Entries –
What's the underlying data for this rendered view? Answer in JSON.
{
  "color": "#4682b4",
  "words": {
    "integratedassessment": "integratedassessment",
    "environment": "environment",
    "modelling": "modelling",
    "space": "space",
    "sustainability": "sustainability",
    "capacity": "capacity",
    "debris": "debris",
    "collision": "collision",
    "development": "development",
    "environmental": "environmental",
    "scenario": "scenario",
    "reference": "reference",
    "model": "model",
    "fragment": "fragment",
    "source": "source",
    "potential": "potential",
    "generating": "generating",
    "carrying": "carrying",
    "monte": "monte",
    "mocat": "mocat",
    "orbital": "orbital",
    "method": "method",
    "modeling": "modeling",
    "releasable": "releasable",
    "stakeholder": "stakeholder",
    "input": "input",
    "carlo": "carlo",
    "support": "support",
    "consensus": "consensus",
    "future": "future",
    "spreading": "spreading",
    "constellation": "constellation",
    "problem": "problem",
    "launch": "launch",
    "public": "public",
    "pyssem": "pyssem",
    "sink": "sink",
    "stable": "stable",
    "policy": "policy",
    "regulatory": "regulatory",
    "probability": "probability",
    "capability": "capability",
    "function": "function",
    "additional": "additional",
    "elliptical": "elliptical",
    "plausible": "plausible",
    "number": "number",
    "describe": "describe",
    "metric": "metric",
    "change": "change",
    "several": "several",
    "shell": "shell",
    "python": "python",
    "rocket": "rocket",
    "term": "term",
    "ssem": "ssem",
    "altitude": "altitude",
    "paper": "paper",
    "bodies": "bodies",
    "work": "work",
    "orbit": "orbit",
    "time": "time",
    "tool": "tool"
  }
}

Aim of the exercise –
Word for word, restate all of the data shown above.

Solved exercise –
What's the underlying data for this rendered view? Answer in JSON.
{
  "color": "#4682b4",
  "words": {
    "integratedassessment": "integratedassessment",
    "environment": "environment",
    "modelling": "modelling",
    "space": "space",
    "sustainability": "sustainability",
    "capacity": "capacity",
    "debris": "debris",
    "collision": "collision",
    "development": "development",
    "environmental": "environmental",
    "scenario": "scenario",
    "reference": "reference",
    "model": "model",
    "fragment": "fragment",
    "source": "source",
    "potential": "potential",
    "generating": "generating",
    "carrying": "carrying",
    "monte": "monte",
    "mocat": "mocat",
    "orbital": "orbital",
    "method": "method",
    "modeling": "modeling",
    "releasable": "releasable",
    "stakeholder": "stakeholder",
    "input": "input",
    "carlo": "carlo",
    "support": "support",
    "consensus": "consensus",
    "future": "future",
    "spreading": "spreading",
    "constellation": "constellation",
    "problem": "problem",
    "launch": "launch",
    "public": "public",
    "pyssem": "pyssem",
    "sink": "sink",
    "stable": "stable",
    "policy": "policy",
    "regulatory": "regulatory",
    "probability": "probability",
    "capability": "capability",
    "function": "function",
    "additional": "additional",
    "elliptical": "elliptical",
    "plausible": "plausible",
    "number": "number",
    "describe": "describe",
    "metric": "metric",
    "change": "change",
    "several": "several",
    "shell": "shell",
    "python": "python",
    "rocket": "rocket",
    "term": "term",
    "ssem": "ssem",
    "altitude": "altitude",
    "paper": "paper",
    "bodies": "bodies",
    "work": "work",
    "orbit": "orbit",
    "time": "time",
    "tool": "tool"
  }
}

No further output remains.